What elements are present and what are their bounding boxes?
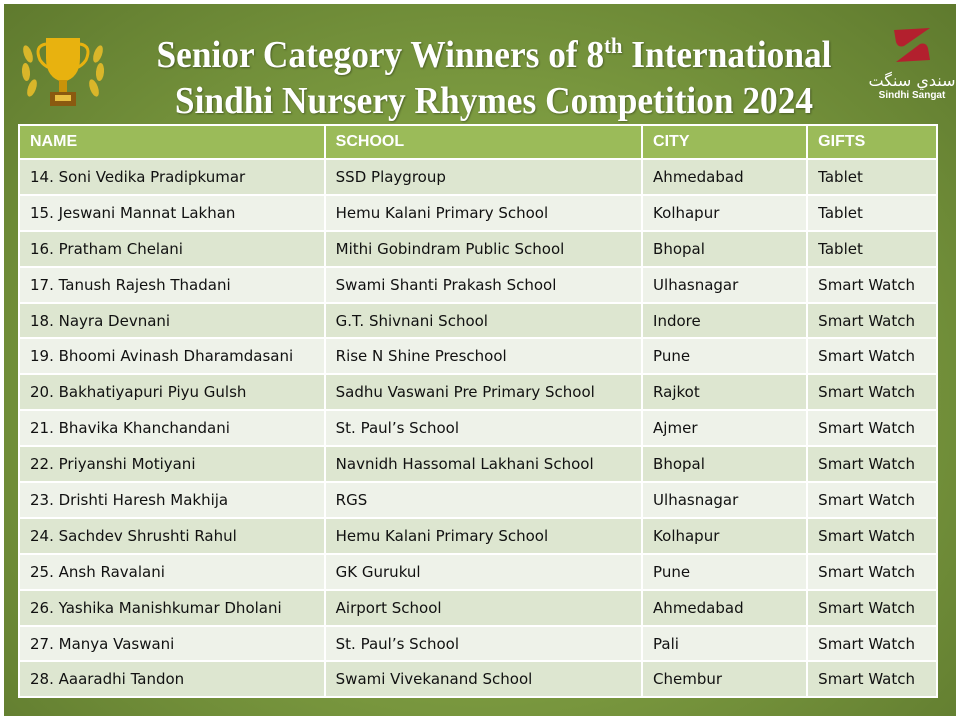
cell-school: Swami Vivekanand School xyxy=(323,660,644,699)
page-title: Senior Category Winners of 8th Internati… xyxy=(131,32,856,124)
winners-table: NAME SCHOOL CITY GIFTS 14. Soni Vedika P… xyxy=(18,124,938,699)
table-row: 20. Bakhatiyapuri Piyu Gulsh Sadhu Vaswan… xyxy=(18,373,938,412)
cell-city: Kolhapur xyxy=(641,193,809,232)
table-row: 15. Jeswani Mannat Lakhan Hemu Kalani Pri… xyxy=(18,193,938,232)
logo-name: Sindhi Sangat xyxy=(878,90,946,101)
cell-name: 18. Nayra Devnani xyxy=(18,301,326,340)
cell-school: RGS xyxy=(323,481,644,519)
trophy-icon xyxy=(21,38,105,106)
cell-name: 15. Jeswani Mannat Lakhan xyxy=(18,193,326,232)
table-row: 26. Yashika Manishkumar Dholani Airport S… xyxy=(18,588,938,627)
table-row: 22. Priyanshi Motiyani Navnidh Hassomal L… xyxy=(18,445,938,484)
cell-school: SSD Playgroup xyxy=(323,158,644,196)
cell-gift: Smart Watch xyxy=(806,373,938,412)
cell-gift: Smart Watch xyxy=(806,588,938,627)
cell-school: St. Paul’s School xyxy=(323,409,644,448)
header-gifts: GIFTS xyxy=(806,124,938,160)
cell-school: St. Paul’s School xyxy=(323,624,644,663)
cell-gift: Smart Watch xyxy=(806,624,938,663)
cell-school: G.T. Shivnani School xyxy=(323,301,644,340)
cell-gift: Smart Watch xyxy=(806,265,938,304)
cell-gift: Tablet xyxy=(806,158,938,196)
cell-city: Pune xyxy=(641,337,809,376)
header-city: CITY xyxy=(641,124,809,160)
cell-city: Pali xyxy=(641,624,809,663)
cell-gift: Smart Watch xyxy=(806,337,938,376)
cell-school: Hemu Kalani Primary School xyxy=(323,516,644,555)
cell-gift: Smart Watch xyxy=(806,445,938,484)
header-school: SCHOOL xyxy=(323,124,644,160)
cell-school: Rise N Shine Preschool xyxy=(323,337,644,376)
table-row: 14. Soni Vedika Pradipkumar SSD Playgroup… xyxy=(18,158,938,196)
cell-city: Ahmedabad xyxy=(641,158,809,196)
cell-name: 28. Aaaradhi Tandon xyxy=(18,660,326,699)
cell-city: Ulhasnagar xyxy=(641,481,809,519)
logo-urdu-text: سندي سنگت xyxy=(868,71,956,90)
cell-city: Ahmedabad xyxy=(641,588,809,627)
title-line1-end: International xyxy=(622,34,832,76)
cell-school: Hemu Kalani Primary School xyxy=(323,193,644,232)
cell-name: 22. Priyanshi Motiyani xyxy=(18,445,326,484)
cell-city: Kolhapur xyxy=(641,516,809,555)
cell-school: Mithi Gobindram Public School xyxy=(323,229,644,268)
table-row: 28. Aaaradhi Tandon Swami Vivekanand Scho… xyxy=(18,660,938,699)
cell-school: Swami Shanti Prakash School xyxy=(323,265,644,304)
cell-gift: Smart Watch xyxy=(806,660,938,699)
cell-name: 16. Pratham Chelani xyxy=(18,229,326,268)
cell-gift: Smart Watch xyxy=(806,301,938,340)
table-row: 21. Bhavika Khanchandani St. Paul’s Schoo… xyxy=(18,409,938,448)
table-row: 19. Bhoomi Avinash Dharamdasani Rise N Sh… xyxy=(18,337,938,376)
cell-city: Bhopal xyxy=(641,229,809,268)
cell-name: 17. Tanush Rajesh Thadani xyxy=(18,265,326,304)
cell-city: Rajkot xyxy=(641,373,809,412)
cell-name: 19. Bhoomi Avinash Dharamdasani xyxy=(18,337,326,376)
cell-school: Sadhu Vaswani Pre Primary School xyxy=(323,373,644,412)
cell-name: 20. Bakhatiyapuri Piyu Gulsh xyxy=(18,373,326,412)
cell-city: Ulhasnagar xyxy=(641,265,809,304)
cell-city: Bhopal xyxy=(641,445,809,484)
cell-name: 14. Soni Vedika Pradipkumar xyxy=(18,158,326,196)
cell-school: GK Gurukul xyxy=(323,552,644,591)
table-header-row: NAME SCHOOL CITY GIFTS xyxy=(18,124,938,160)
cell-name: 27. Manya Vaswani xyxy=(18,624,326,663)
table-row: 23. Drishti Haresh Makhija RGS Ulhasnagar S… xyxy=(18,481,938,519)
cell-gift: Smart Watch xyxy=(806,409,938,448)
title-line2: Sindhi Nursery Rhymes Competition 2024 xyxy=(174,80,814,122)
cell-gift: Smart Watch xyxy=(806,481,938,519)
sindhi-sangat-logo: سندي سنگت Sindhi Sangat xyxy=(866,26,958,106)
cell-name: 26. Yashika Manishkumar Dholani xyxy=(18,588,326,627)
cell-city: Ajmer xyxy=(641,409,809,448)
cell-gift: Tablet xyxy=(806,229,938,268)
cell-name: 23. Drishti Haresh Makhija xyxy=(18,481,326,519)
cell-city: Indore xyxy=(641,301,809,340)
table-row: 16. Pratham Chelani Mithi Gobindram Publi… xyxy=(18,229,938,268)
table-row: 18. Nayra Devnani G.T. Shivnani School Ind… xyxy=(18,301,938,340)
cell-name: 24. Sachdev Shrushti Rahul xyxy=(18,516,326,555)
title-line1: Senior Category Winners of 8 xyxy=(156,34,605,76)
cell-school: Airport School xyxy=(323,588,644,627)
cell-school: Navnidh Hassomal Lakhani School xyxy=(323,445,644,484)
table-row: 27. Manya Vaswani St. Paul’s School Pali Sm… xyxy=(18,624,938,663)
cell-gift: Smart Watch xyxy=(806,552,938,591)
cell-name: 21. Bhavika Khanchandani xyxy=(18,409,326,448)
title-superscript: th xyxy=(604,33,623,58)
cell-gift: Smart Watch xyxy=(806,516,938,555)
cell-city: Pune xyxy=(641,552,809,591)
cell-city: Chembur xyxy=(641,660,809,699)
table-row: 24. Sachdev Shrushti Rahul Hemu Kalani Pr… xyxy=(18,516,938,555)
table-row: 25. Ansh Ravalani GK Gurukul Pune Smart Wat… xyxy=(18,552,938,591)
cell-gift: Tablet xyxy=(806,193,938,232)
table-row: 17. Tanush Rajesh Thadani Swami Shanti Pr… xyxy=(18,265,938,304)
header-name: NAME xyxy=(18,124,326,160)
logo-mark-icon xyxy=(894,28,930,62)
cell-name: 25. Ansh Ravalani xyxy=(18,552,326,591)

----

Copy the records above line for line without a single change, omitting the pictures from your copy.

What elements are present and what are their bounding boxes?
cell-school: Swami Vivekanand School xyxy=(323,660,644,699)
page-title: Senior Category Winners of 8th Internati… xyxy=(131,32,856,124)
winners-table: NAME SCHOOL CITY GIFTS 14. Soni Vedika P… xyxy=(18,124,938,699)
table-row: 20. Bakhatiyapuri Piyu Gulsh Sadhu Vaswan… xyxy=(18,373,938,412)
cell-city: Kolhapur xyxy=(641,193,809,232)
table-row: 15. Jeswani Mannat Lakhan Hemu Kalani Pri… xyxy=(18,193,938,232)
logo-name: Sindhi Sangat xyxy=(878,90,946,101)
cell-name: 18. Nayra Devnani xyxy=(18,301,326,340)
cell-school: RGS xyxy=(323,481,644,519)
trophy-icon xyxy=(21,38,105,106)
cell-name: 15. Jeswani Mannat Lakhan xyxy=(18,193,326,232)
table-row: 26. Yashika Manishkumar Dholani Airport S… xyxy=(18,588,938,627)
table-row: 22. Priyanshi Motiyani Navnidh Hassomal L… xyxy=(18,445,938,484)
cell-school: SSD Playgroup xyxy=(323,158,644,196)
cell-gift: Smart Watch xyxy=(806,373,938,412)
cell-gift: Smart Watch xyxy=(806,588,938,627)
cell-school: St. Paul’s School xyxy=(323,409,644,448)
header-gifts: GIFTS xyxy=(806,124,938,160)
cell-school: St. Paul’s School xyxy=(323,624,644,663)
cell-gift: Smart Watch xyxy=(806,624,938,663)
cell-school: G.T. Shivnani School xyxy=(323,301,644,340)
cell-gift: Smart Watch xyxy=(806,265,938,304)
cell-gift: Tablet xyxy=(806,158,938,196)
cell-city: Pune xyxy=(641,337,809,376)
header-city: CITY xyxy=(641,124,809,160)
cell-city: Pali xyxy=(641,624,809,663)
cell-gift: Smart Watch xyxy=(806,337,938,376)
cell-school: Hemu Kalani Primary School xyxy=(323,516,644,555)
cell-gift: Smart Watch xyxy=(806,445,938,484)
header-school: SCHOOL xyxy=(323,124,644,160)
cell-school: Rise N Shine Preschool xyxy=(323,337,644,376)
table-row: 14. Soni Vedika Pradipkumar SSD Playgroup… xyxy=(18,158,938,196)
cell-city: Ahmedabad xyxy=(641,158,809,196)
cell-name: 28. Aaaradhi Tandon xyxy=(18,660,326,699)
cell-city: Ulhasnagar xyxy=(641,481,809,519)
logo-urdu-text: سندي سنگت xyxy=(868,71,956,90)
cell-city: Ahmedabad xyxy=(641,588,809,627)
title-line1-end: International xyxy=(622,34,832,76)
cell-school: Hemu Kalani Primary School xyxy=(323,193,644,232)
cell-name: 22. Priyanshi Motiyani xyxy=(18,445,326,484)
cell-city: Kolhapur xyxy=(641,516,809,555)
cell-school: Mithi Gobindram Public School xyxy=(323,229,644,268)
table-row: 28. Aaaradhi Tandon Swami Vivekanand Scho… xyxy=(18,660,938,699)
cell-school: Swami Shanti Prakash School xyxy=(323,265,644,304)
cell-gift: Smart Watch xyxy=(806,660,938,699)
cell-name: 16. Pratham Chelani xyxy=(18,229,326,268)
cell-gift: Smart Watch xyxy=(806,301,938,340)
table-row: 21. Bhavika Khanchandani St. Paul’s Schoo… xyxy=(18,409,938,448)
table-row: 19. Bhoomi Avinash Dharamdasani Rise N Sh… xyxy=(18,337,938,376)
cell-city: Bhopal xyxy=(641,229,809,268)
cell-name: 17. Tanush Rajesh Thadani xyxy=(18,265,326,304)
cell-city: Rajkot xyxy=(641,373,809,412)
cell-name: 19. Bhoomi Avinash Dharamdasani xyxy=(18,337,326,376)
cell-school: Sadhu Vaswani Pre Primary School xyxy=(323,373,644,412)
cell-name: 20. Bakhatiyapuri Piyu Gulsh xyxy=(18,373,326,412)
cell-city: Ulhasnagar xyxy=(641,265,809,304)
cell-city: Bhopal xyxy=(641,445,809,484)
cell-name: 14. Soni Vedika Pradipkumar xyxy=(18,158,326,196)
cell-school: GK Gurukul xyxy=(323,552,644,591)
table-header-row: NAME SCHOOL CITY GIFTS xyxy=(18,124,938,160)
cell-name: 27. Manya Vaswani xyxy=(18,624,326,663)
table-row: 23. Drishti Haresh Makhija RGS Ulhasnagar S… xyxy=(18,481,938,519)
cell-gift: Smart Watch xyxy=(806,409,938,448)
title-line2: Sindhi Nursery Rhymes Competition 2024 xyxy=(174,80,814,122)
cell-gift: Smart Watch xyxy=(806,481,938,519)
sindhi-sangat-logo: سندي سنگت Sindhi Sangat xyxy=(866,26,958,106)
cell-name: 26. Yashika Manishkumar Dholani xyxy=(18,588,326,627)
cell-city: Ajmer xyxy=(641,409,809,448)
cell-gift: Tablet xyxy=(806,229,938,268)
cell-name: 23. Drishti Haresh Makhija xyxy=(18,481,326,519)
cell-city: Indore xyxy=(641,301,809,340)
table-row: 16. Pratham Chelani Mithi Gobindram Publi… xyxy=(18,229,938,268)
table-row: 18. Nayra Devnani G.T. Shivnani School Ind… xyxy=(18,301,938,340)
cell-name: 24. Sachdev Shrushti Rahul xyxy=(18,516,326,555)
title-line1: Senior Category Winners of 8 xyxy=(156,34,605,76)
cell-school: Airport School xyxy=(323,588,644,627)
cell-school: Navnidh Hassomal Lakhani School xyxy=(323,445,644,484)
table-row: 27. Manya Vaswani St. Paul’s School Pali Sm… xyxy=(18,624,938,663)
cell-gift: Smart Watch xyxy=(806,552,938,591)
cell-name: 21. Bhavika Khanchandani xyxy=(18,409,326,448)
title-superscript: th xyxy=(604,33,623,58)
cell-gift: Smart Watch xyxy=(806,516,938,555)
cell-city: Pune xyxy=(641,552,809,591)
cell-city: Chembur xyxy=(641,660,809,699)
table-row: 24. Sachdev Shrushti Rahul Hemu Kalani Pr… xyxy=(18,516,938,555)
table-row: 25. Ansh Ravalani GK Gurukul Pune Smart Wat… xyxy=(18,552,938,591)
cell-gift: Tablet xyxy=(806,193,938,232)
table-row: 17. Tanush Rajesh Thadani Swami Shanti Pr… xyxy=(18,265,938,304)
header-name: NAME xyxy=(18,124,326,160)
logo-mark-icon xyxy=(894,28,930,62)
cell-name: 25. Ansh Ravalani xyxy=(18,552,326,591)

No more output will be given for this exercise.